## Exercise
Locate all lines with the word "amide". Copy them.

## The records
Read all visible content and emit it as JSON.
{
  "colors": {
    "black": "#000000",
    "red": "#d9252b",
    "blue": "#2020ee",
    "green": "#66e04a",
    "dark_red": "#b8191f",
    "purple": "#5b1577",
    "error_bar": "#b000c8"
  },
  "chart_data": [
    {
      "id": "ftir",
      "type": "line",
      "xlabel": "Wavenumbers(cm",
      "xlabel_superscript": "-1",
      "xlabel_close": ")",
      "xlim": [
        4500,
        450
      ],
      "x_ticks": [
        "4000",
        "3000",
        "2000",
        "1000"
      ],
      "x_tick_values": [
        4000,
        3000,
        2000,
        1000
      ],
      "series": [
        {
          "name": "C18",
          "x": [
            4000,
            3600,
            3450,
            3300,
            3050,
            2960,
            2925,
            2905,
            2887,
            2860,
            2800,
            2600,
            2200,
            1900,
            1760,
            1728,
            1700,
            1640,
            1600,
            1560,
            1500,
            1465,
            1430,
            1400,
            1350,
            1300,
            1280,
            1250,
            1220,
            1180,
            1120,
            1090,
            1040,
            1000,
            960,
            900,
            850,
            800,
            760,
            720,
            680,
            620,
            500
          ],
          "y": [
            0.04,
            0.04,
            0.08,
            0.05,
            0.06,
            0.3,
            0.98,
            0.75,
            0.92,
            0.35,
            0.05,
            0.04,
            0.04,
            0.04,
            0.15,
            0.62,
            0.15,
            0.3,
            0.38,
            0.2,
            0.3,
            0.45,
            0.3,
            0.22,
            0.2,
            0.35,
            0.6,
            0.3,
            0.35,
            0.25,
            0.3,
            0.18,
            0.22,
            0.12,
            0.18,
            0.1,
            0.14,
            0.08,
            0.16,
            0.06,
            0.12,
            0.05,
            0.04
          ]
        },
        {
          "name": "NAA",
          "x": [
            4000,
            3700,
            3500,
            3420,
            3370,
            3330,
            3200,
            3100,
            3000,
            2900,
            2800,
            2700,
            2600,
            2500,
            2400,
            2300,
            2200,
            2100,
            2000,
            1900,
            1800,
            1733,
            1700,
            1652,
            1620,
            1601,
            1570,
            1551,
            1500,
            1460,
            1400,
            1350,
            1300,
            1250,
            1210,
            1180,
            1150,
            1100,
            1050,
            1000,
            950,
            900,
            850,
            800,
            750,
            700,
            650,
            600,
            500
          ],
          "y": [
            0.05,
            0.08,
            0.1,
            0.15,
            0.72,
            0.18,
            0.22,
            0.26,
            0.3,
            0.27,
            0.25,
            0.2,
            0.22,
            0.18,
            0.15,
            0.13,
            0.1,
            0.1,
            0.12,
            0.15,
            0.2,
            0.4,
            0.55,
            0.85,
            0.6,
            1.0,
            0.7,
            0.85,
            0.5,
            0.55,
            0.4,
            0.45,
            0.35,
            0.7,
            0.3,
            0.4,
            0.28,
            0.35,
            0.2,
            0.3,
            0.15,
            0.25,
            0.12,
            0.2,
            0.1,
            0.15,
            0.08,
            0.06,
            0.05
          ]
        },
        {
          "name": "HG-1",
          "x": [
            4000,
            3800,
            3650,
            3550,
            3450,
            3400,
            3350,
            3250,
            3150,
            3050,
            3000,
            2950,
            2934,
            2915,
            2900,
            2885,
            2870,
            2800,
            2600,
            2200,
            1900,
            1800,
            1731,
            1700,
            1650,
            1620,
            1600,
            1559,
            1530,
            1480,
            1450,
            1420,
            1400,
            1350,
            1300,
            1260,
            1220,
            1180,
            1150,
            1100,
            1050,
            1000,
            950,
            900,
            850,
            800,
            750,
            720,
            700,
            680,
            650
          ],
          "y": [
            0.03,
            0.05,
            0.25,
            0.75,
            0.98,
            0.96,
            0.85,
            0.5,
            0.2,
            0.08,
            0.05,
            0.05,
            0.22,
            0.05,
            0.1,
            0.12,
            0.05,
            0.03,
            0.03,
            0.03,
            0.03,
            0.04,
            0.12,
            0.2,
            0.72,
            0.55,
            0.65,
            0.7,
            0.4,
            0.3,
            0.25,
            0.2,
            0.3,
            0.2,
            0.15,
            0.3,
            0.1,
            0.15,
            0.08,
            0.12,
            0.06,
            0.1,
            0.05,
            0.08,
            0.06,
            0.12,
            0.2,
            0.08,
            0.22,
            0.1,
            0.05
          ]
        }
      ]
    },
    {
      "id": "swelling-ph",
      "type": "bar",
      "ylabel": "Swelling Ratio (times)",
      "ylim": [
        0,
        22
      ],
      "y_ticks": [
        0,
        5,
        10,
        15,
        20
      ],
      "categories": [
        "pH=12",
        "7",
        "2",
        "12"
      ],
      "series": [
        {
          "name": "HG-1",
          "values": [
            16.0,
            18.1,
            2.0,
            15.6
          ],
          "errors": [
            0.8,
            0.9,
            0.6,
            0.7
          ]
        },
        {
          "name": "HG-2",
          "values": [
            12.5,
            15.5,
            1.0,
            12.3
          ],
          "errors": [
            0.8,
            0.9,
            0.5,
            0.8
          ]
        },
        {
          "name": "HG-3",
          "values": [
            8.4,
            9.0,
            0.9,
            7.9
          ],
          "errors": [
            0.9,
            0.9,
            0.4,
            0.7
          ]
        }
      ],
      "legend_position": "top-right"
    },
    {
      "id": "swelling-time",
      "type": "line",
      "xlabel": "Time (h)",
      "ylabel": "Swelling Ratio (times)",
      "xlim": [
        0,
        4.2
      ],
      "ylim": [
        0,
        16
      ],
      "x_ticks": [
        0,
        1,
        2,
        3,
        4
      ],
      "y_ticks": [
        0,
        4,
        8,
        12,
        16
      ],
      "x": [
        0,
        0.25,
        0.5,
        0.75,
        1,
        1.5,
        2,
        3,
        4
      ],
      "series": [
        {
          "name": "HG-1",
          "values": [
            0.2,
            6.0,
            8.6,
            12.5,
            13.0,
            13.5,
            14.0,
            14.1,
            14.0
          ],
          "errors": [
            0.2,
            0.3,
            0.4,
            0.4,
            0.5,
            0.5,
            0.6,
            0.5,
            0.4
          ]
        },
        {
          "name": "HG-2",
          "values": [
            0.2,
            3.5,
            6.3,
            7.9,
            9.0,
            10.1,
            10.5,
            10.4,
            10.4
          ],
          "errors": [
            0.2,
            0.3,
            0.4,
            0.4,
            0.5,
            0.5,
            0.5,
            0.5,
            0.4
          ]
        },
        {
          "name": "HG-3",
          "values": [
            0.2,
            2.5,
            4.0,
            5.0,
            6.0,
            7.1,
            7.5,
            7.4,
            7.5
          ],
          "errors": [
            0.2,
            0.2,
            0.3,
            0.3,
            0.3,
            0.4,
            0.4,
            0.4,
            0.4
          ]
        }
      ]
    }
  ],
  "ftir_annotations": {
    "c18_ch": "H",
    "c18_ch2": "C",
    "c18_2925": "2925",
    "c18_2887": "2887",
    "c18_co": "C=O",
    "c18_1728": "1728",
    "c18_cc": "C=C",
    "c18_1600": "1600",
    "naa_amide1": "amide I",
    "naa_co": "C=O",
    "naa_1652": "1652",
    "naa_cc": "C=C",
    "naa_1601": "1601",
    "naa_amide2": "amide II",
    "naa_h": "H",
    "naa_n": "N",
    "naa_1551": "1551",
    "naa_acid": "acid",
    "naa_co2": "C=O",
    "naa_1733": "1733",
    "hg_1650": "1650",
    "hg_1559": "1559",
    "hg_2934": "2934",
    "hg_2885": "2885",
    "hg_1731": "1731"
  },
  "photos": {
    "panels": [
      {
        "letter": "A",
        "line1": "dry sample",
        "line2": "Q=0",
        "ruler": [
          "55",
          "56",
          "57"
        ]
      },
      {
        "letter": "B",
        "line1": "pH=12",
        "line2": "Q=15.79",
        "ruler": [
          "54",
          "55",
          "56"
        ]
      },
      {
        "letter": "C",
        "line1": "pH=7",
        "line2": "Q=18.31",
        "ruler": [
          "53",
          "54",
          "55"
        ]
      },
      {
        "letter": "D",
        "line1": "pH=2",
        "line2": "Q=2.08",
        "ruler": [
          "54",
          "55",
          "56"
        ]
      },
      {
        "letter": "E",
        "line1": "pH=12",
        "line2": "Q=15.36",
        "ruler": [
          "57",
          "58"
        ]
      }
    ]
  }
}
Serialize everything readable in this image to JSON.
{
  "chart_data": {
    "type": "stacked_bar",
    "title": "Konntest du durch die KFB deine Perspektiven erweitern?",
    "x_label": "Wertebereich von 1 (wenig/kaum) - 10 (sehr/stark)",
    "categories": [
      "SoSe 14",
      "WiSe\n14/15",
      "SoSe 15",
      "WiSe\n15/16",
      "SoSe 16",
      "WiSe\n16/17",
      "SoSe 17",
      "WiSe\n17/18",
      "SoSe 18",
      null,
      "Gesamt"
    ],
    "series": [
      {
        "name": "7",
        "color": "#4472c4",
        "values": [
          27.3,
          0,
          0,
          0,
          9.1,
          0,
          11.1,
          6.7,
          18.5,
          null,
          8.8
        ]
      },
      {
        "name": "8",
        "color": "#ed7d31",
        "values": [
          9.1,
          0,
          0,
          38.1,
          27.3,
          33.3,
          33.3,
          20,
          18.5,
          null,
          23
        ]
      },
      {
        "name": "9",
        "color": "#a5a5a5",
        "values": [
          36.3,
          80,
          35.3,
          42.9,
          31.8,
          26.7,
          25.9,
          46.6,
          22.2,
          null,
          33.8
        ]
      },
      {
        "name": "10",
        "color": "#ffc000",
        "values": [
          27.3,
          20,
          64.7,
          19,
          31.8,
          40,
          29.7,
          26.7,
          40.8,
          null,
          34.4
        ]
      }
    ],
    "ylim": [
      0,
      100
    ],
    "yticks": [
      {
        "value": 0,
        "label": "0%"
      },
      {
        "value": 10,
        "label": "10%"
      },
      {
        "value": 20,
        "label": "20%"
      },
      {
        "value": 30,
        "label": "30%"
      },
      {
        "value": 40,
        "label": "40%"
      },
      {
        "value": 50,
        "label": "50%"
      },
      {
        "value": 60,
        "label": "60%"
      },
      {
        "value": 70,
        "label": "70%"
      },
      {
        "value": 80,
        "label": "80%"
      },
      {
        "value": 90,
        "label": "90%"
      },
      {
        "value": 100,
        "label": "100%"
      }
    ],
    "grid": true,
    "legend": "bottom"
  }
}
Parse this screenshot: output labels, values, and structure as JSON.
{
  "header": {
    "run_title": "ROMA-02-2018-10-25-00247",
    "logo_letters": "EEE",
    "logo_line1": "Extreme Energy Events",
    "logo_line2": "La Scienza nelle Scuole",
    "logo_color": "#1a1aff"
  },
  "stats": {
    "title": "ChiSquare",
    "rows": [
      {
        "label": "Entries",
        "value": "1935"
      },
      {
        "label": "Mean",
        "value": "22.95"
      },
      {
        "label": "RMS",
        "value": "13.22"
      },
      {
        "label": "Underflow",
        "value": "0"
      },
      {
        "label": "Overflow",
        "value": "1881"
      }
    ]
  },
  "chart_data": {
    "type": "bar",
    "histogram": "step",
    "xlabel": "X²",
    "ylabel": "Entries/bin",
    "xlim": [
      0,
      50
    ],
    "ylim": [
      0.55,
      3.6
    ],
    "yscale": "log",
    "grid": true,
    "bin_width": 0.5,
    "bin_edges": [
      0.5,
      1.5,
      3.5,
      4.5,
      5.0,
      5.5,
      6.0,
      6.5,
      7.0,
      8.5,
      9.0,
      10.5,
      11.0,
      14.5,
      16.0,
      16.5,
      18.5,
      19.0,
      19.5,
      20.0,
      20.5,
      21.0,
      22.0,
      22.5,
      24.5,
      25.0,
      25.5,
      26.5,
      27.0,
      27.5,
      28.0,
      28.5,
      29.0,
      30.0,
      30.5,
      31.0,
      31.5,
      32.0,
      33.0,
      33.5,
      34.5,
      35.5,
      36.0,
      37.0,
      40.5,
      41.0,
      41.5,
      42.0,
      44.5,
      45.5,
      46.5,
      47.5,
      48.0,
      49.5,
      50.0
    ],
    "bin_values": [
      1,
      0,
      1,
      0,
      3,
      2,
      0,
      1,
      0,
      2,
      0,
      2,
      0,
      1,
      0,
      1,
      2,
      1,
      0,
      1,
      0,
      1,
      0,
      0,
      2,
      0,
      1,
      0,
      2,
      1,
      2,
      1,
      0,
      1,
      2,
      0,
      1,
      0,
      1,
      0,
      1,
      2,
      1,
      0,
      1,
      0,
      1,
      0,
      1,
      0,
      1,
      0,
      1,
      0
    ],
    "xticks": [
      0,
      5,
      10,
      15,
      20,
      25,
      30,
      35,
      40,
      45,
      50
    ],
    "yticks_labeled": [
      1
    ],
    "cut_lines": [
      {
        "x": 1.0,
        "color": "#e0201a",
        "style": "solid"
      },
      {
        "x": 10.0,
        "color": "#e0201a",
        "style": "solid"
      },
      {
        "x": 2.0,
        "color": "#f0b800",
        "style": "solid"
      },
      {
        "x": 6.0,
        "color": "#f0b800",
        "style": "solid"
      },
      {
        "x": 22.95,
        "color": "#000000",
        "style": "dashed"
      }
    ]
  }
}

## Result of the exercise
    "naa_amide1": "amide I",
    "naa_amide2": "amide II",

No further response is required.